INSTRUCTIONS FOR THE TASK: Set every record down verbatim and omit the pictures.

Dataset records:
↓↓↓

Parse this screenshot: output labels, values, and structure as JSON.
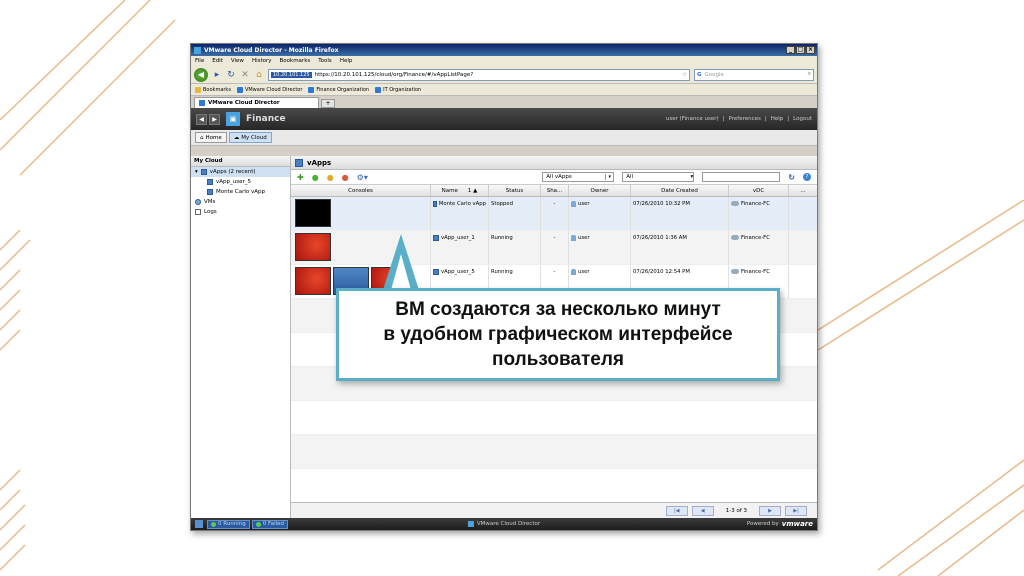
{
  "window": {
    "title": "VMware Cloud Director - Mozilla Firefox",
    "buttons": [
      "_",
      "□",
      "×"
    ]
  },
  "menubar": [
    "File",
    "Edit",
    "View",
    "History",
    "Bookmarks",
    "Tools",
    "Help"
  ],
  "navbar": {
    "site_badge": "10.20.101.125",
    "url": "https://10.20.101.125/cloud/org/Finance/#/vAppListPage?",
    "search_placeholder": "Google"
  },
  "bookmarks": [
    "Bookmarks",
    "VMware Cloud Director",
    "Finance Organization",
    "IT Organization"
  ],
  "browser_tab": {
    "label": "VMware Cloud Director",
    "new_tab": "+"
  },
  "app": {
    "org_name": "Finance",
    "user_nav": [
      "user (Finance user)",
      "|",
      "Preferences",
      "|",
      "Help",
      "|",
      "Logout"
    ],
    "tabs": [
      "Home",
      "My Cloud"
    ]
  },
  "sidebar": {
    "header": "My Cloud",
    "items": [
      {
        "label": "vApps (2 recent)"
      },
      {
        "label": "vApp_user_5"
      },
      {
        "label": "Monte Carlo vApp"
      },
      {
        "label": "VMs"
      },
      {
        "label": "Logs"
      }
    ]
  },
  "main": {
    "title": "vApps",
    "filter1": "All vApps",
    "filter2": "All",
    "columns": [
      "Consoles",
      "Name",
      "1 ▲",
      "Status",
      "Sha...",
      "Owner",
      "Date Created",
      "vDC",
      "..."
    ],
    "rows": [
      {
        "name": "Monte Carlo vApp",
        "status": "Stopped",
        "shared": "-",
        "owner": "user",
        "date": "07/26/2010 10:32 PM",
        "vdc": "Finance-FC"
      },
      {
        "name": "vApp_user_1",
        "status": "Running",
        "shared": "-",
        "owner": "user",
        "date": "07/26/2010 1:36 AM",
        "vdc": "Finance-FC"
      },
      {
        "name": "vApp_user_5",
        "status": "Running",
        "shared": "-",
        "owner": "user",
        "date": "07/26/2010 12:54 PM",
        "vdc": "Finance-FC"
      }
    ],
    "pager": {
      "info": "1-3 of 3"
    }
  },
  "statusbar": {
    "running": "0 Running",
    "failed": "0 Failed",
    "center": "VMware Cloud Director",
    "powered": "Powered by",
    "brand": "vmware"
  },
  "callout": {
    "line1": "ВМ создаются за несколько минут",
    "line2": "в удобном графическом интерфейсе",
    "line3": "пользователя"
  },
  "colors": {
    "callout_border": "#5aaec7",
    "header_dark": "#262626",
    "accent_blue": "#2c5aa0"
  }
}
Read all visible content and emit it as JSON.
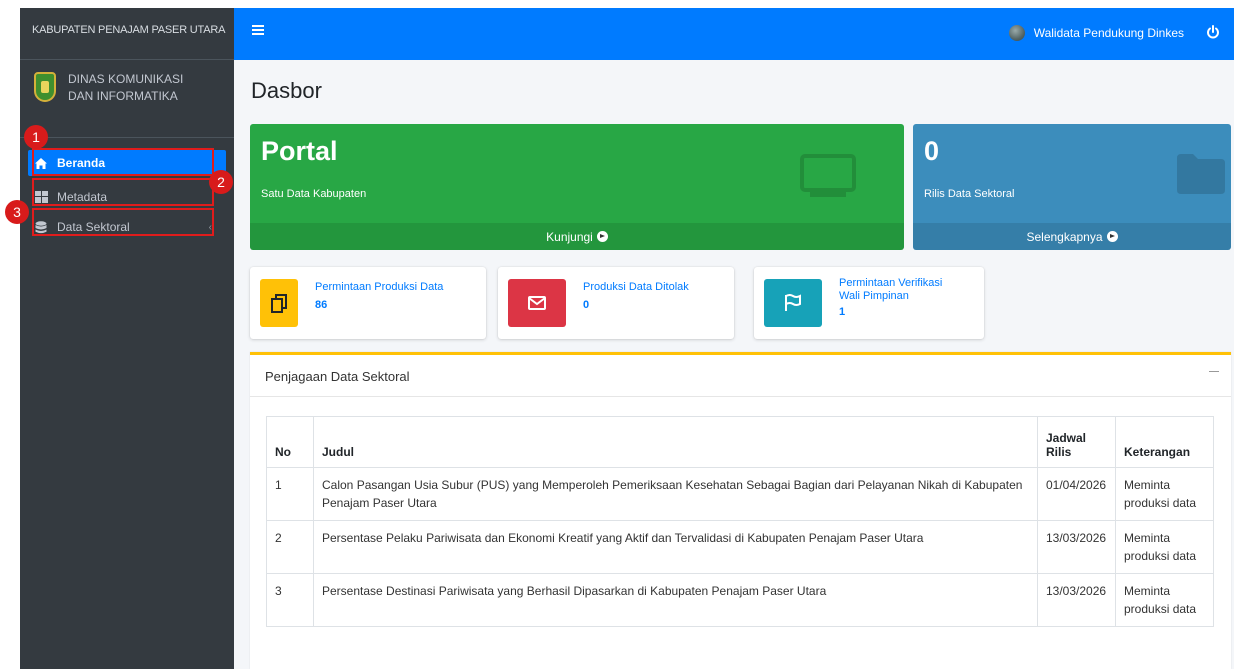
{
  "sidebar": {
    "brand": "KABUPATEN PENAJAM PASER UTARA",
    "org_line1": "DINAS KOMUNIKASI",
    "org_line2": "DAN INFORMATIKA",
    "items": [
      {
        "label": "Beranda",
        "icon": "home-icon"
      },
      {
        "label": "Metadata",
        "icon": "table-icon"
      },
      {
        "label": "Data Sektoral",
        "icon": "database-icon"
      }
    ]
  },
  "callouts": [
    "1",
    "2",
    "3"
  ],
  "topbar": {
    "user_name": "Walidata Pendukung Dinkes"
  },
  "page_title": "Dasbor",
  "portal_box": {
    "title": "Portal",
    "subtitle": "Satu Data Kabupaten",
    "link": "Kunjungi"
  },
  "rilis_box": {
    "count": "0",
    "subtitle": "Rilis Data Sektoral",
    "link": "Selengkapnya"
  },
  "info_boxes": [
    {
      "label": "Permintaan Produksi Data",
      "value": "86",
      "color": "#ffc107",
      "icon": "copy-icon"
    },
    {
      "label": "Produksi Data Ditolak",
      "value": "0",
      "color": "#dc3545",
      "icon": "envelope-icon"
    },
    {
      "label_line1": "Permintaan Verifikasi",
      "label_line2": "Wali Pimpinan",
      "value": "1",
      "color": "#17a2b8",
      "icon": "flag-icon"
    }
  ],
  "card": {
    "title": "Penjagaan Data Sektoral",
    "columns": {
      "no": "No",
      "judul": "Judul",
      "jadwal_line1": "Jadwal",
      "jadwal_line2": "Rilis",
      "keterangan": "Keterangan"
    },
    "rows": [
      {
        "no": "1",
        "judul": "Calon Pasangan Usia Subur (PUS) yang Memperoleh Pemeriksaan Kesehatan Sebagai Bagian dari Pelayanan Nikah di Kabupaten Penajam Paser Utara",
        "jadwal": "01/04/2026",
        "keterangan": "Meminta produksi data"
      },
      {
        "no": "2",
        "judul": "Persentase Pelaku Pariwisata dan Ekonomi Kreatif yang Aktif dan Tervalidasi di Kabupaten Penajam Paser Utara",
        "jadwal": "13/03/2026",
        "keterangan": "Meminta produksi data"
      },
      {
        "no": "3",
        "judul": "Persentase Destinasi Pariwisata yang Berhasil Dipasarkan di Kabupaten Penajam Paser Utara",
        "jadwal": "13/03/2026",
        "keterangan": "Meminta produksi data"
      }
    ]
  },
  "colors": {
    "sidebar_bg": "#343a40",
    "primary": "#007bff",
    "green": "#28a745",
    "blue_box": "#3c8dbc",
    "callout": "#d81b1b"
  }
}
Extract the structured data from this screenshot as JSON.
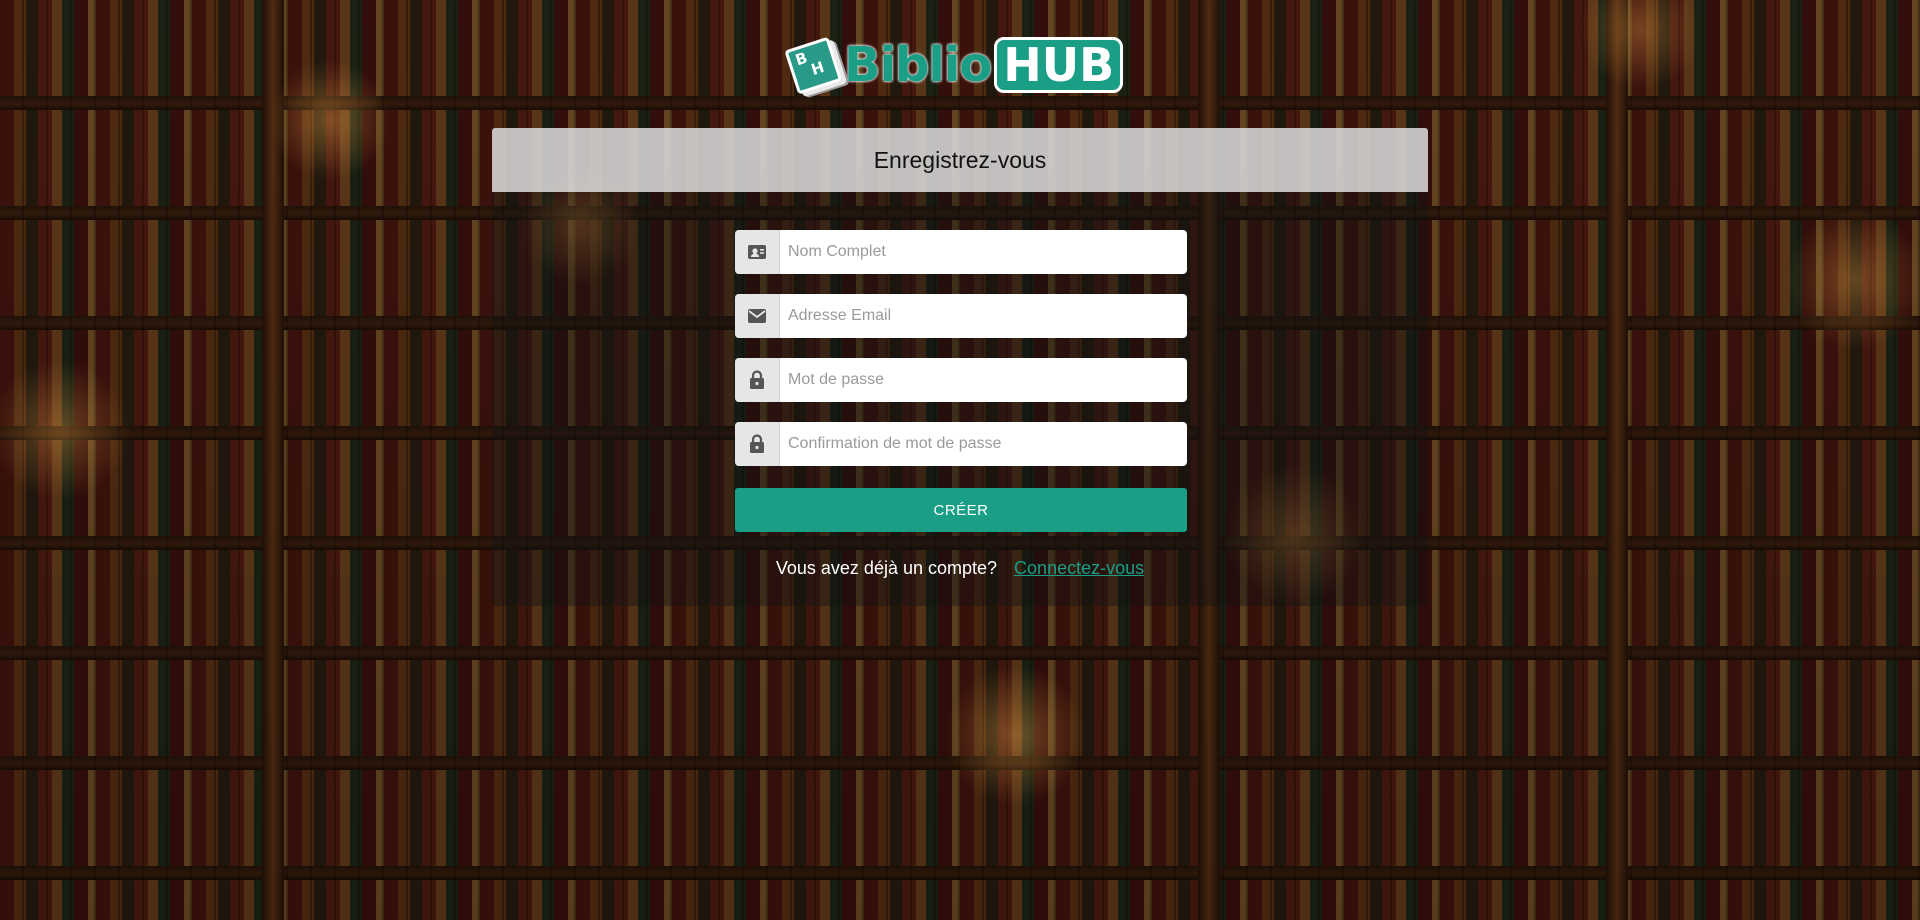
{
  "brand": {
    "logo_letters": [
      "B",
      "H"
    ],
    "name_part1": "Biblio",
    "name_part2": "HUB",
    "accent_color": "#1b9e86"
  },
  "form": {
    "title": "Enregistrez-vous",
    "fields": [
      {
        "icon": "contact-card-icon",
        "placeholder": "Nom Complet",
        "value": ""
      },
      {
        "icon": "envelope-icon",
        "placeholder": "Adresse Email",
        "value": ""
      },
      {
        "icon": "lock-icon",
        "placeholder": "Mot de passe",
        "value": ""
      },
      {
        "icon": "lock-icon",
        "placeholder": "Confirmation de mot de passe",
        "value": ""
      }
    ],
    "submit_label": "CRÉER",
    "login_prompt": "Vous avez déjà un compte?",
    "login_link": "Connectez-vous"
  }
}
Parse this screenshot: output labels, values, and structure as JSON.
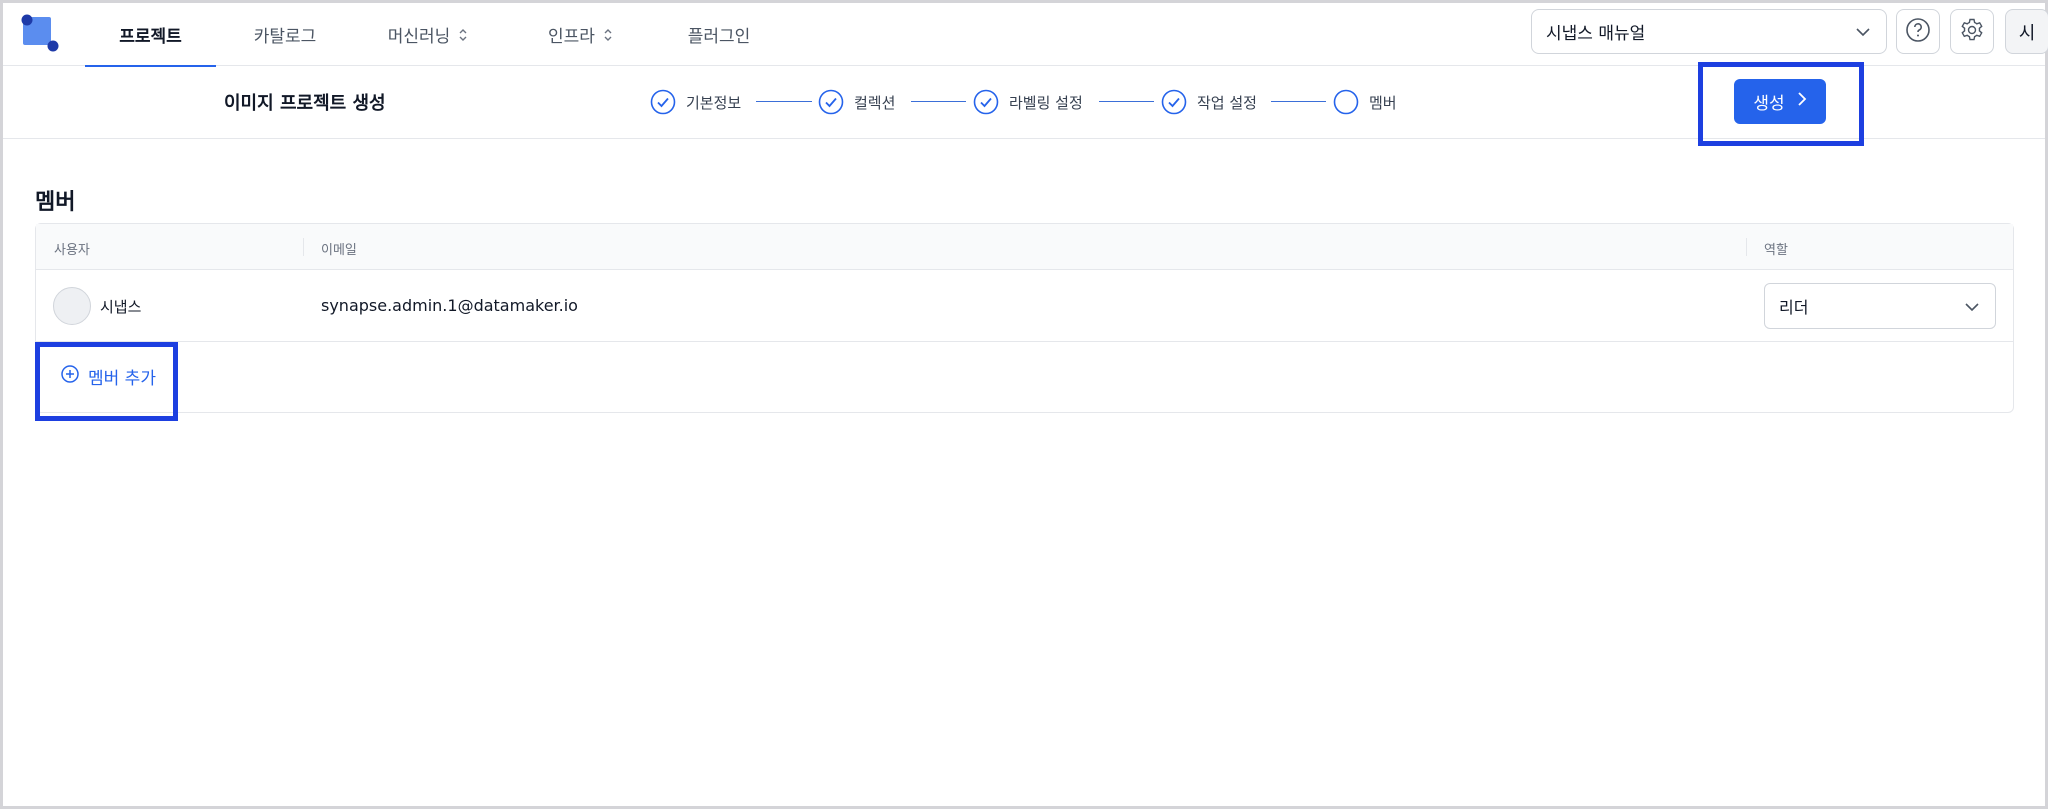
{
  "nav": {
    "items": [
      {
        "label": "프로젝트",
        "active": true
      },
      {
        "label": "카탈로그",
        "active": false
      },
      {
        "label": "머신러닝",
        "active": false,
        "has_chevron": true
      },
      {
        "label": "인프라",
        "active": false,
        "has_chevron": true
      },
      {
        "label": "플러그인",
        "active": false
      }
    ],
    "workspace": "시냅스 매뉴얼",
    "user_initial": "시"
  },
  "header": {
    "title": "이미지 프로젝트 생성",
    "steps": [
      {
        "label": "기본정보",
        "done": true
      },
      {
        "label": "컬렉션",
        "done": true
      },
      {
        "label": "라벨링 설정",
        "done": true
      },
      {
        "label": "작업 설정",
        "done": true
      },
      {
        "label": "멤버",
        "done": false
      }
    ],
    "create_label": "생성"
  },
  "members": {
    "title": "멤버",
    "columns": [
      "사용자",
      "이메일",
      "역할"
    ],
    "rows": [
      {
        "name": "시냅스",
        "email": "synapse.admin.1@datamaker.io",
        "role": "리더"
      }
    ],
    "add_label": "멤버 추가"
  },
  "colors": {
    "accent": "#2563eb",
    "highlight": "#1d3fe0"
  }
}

↑↑↑

ANSWER TO THE PROBLEM:
Parse this screenshot: output labels, values, and structure as JSON.
{
  "window": {
    "title": "VMware Cloud Director - Mozilla Firefox",
    "buttons": [
      "_",
      "□",
      "×"
    ]
  },
  "menubar": [
    "File",
    "Edit",
    "View",
    "History",
    "Bookmarks",
    "Tools",
    "Help"
  ],
  "navbar": {
    "site_badge": "10.20.101.125",
    "url": "https://10.20.101.125/cloud/org/Finance/#/vAppListPage?",
    "search_placeholder": "Google"
  },
  "bookmarks": [
    "Bookmarks",
    "VMware Cloud Director",
    "Finance Organization",
    "IT Organization"
  ],
  "browser_tab": {
    "label": "VMware Cloud Director",
    "new_tab": "+"
  },
  "app": {
    "org_name": "Finance",
    "user_nav": [
      "user (Finance user)",
      "|",
      "Preferences",
      "|",
      "Help",
      "|",
      "Logout"
    ],
    "tabs": [
      "Home",
      "My Cloud"
    ]
  },
  "sidebar": {
    "header": "My Cloud",
    "items": [
      {
        "label": "vApps (2 recent)"
      },
      {
        "label": "vApp_user_5"
      },
      {
        "label": "Monte Carlo vApp"
      },
      {
        "label": "VMs"
      },
      {
        "label": "Logs"
      }
    ]
  },
  "main": {
    "title": "vApps",
    "filter1": "All vApps",
    "filter2": "All",
    "columns": [
      "Consoles",
      "Name",
      "1 ▲",
      "Status",
      "Sha...",
      "Owner",
      "Date Created",
      "vDC",
      "..."
    ],
    "rows": [
      {
        "name": "Monte Carlo vApp",
        "status": "Stopped",
        "shared": "-",
        "owner": "user",
        "date": "07/26/2010 10:32 PM",
        "vdc": "Finance-FC"
      },
      {
        "name": "vApp_user_1",
        "status": "Running",
        "shared": "-",
        "owner": "user",
        "date": "07/26/2010 1:36 AM",
        "vdc": "Finance-FC"
      },
      {
        "name": "vApp_user_5",
        "status": "Running",
        "shared": "-",
        "owner": "user",
        "date": "07/26/2010 12:54 PM",
        "vdc": "Finance-FC"
      }
    ],
    "pager": {
      "info": "1-3 of 3"
    }
  },
  "statusbar": {
    "running": "0 Running",
    "failed": "0 Failed",
    "center": "VMware Cloud Director",
    "powered": "Powered by",
    "brand": "vmware"
  },
  "callout": {
    "line1": "ВМ создаются за несколько минут",
    "line2": "в удобном графическом интерфейсе",
    "line3": "пользователя"
  },
  "colors": {
    "callout_border": "#5aaec7",
    "header_dark": "#262626",
    "accent_blue": "#2c5aa0"
  }
}
Read all visible content and emit it as JSON.
{
  "sidebar": {
    "brand": "KABUPATEN PENAJAM PASER UTARA",
    "org_line1": "DINAS KOMUNIKASI",
    "org_line2": "DAN INFORMATIKA",
    "items": [
      {
        "label": "Beranda",
        "icon": "home-icon"
      },
      {
        "label": "Metadata",
        "icon": "table-icon"
      },
      {
        "label": "Data Sektoral",
        "icon": "database-icon"
      }
    ]
  },
  "callouts": [
    "1",
    "2",
    "3"
  ],
  "topbar": {
    "user_name": "Walidata Pendukung Dinkes"
  },
  "page_title": "Dasbor",
  "portal_box": {
    "title": "Portal",
    "subtitle": "Satu Data Kabupaten",
    "link": "Kunjungi"
  },
  "rilis_box": {
    "count": "0",
    "subtitle": "Rilis Data Sektoral",
    "link": "Selengkapnya"
  },
  "info_boxes": [
    {
      "label": "Permintaan Produksi Data",
      "value": "86",
      "color": "#ffc107",
      "icon": "copy-icon"
    },
    {
      "label": "Produksi Data Ditolak",
      "value": "0",
      "color": "#dc3545",
      "icon": "envelope-icon"
    },
    {
      "label_line1": "Permintaan Verifikasi",
      "label_line2": "Wali Pimpinan",
      "value": "1",
      "color": "#17a2b8",
      "icon": "flag-icon"
    }
  ],
  "card": {
    "title": "Penjagaan Data Sektoral",
    "columns": {
      "no": "No",
      "judul": "Judul",
      "jadwal_line1": "Jadwal",
      "jadwal_line2": "Rilis",
      "keterangan": "Keterangan"
    },
    "rows": [
      {
        "no": "1",
        "judul": "Calon Pasangan Usia Subur (PUS) yang Memperoleh Pemeriksaan Kesehatan Sebagai Bagian dari Pelayanan Nikah di Kabupaten Penajam Paser Utara",
        "jadwal": "01/04/2026",
        "keterangan": "Meminta produksi data"
      },
      {
        "no": "2",
        "judul": "Persentase Pelaku Pariwisata dan Ekonomi Kreatif yang Aktif dan Tervalidasi di Kabupaten Penajam Paser Utara",
        "jadwal": "13/03/2026",
        "keterangan": "Meminta produksi data"
      },
      {
        "no": "3",
        "judul": "Persentase Destinasi Pariwisata yang Berhasil Dipasarkan di Kabupaten Penajam Paser Utara",
        "jadwal": "13/03/2026",
        "keterangan": "Meminta produksi data"
      }
    ]
  },
  "colors": {
    "sidebar_bg": "#343a40",
    "primary": "#007bff",
    "green": "#28a745",
    "blue_box": "#3c8dbc",
    "callout": "#d81b1b"
  }
}
Extract the structured data from this screenshot as JSON.
{
  "brand": {
    "logo_letters": [
      "B",
      "H"
    ],
    "name_part1": "Biblio",
    "name_part2": "HUB",
    "accent_color": "#1b9e86"
  },
  "form": {
    "title": "Enregistrez-vous",
    "fields": [
      {
        "icon": "contact-card-icon",
        "placeholder": "Nom Complet",
        "value": ""
      },
      {
        "icon": "envelope-icon",
        "placeholder": "Adresse Email",
        "value": ""
      },
      {
        "icon": "lock-icon",
        "placeholder": "Mot de passe",
        "value": ""
      },
      {
        "icon": "lock-icon",
        "placeholder": "Confirmation de mot de passe",
        "value": ""
      }
    ],
    "submit_label": "CRÉER",
    "login_prompt": "Vous avez déjà un compte?",
    "login_link": "Connectez-vous"
  }
}
Parse this screenshot: output labels, values, and structure as JSON.
{
  "nav": {
    "items": [
      {
        "label": "프로젝트",
        "active": true
      },
      {
        "label": "카탈로그",
        "active": false
      },
      {
        "label": "머신러닝",
        "active": false,
        "has_chevron": true
      },
      {
        "label": "인프라",
        "active": false,
        "has_chevron": true
      },
      {
        "label": "플러그인",
        "active": false
      }
    ],
    "workspace": "시냅스 매뉴얼",
    "user_initial": "시"
  },
  "header": {
    "title": "이미지 프로젝트 생성",
    "steps": [
      {
        "label": "기본정보",
        "done": true
      },
      {
        "label": "컬렉션",
        "done": true
      },
      {
        "label": "라벨링 설정",
        "done": true
      },
      {
        "label": "작업 설정",
        "done": true
      },
      {
        "label": "멤버",
        "done": false
      }
    ],
    "create_label": "생성"
  },
  "members": {
    "title": "멤버",
    "columns": [
      "사용자",
      "이메일",
      "역할"
    ],
    "rows": [
      {
        "name": "시냅스",
        "email": "synapse.admin.1@datamaker.io",
        "role": "리더"
      }
    ],
    "add_label": "멤버 추가"
  },
  "colors": {
    "accent": "#2563eb",
    "highlight": "#1d3fe0"
  }
}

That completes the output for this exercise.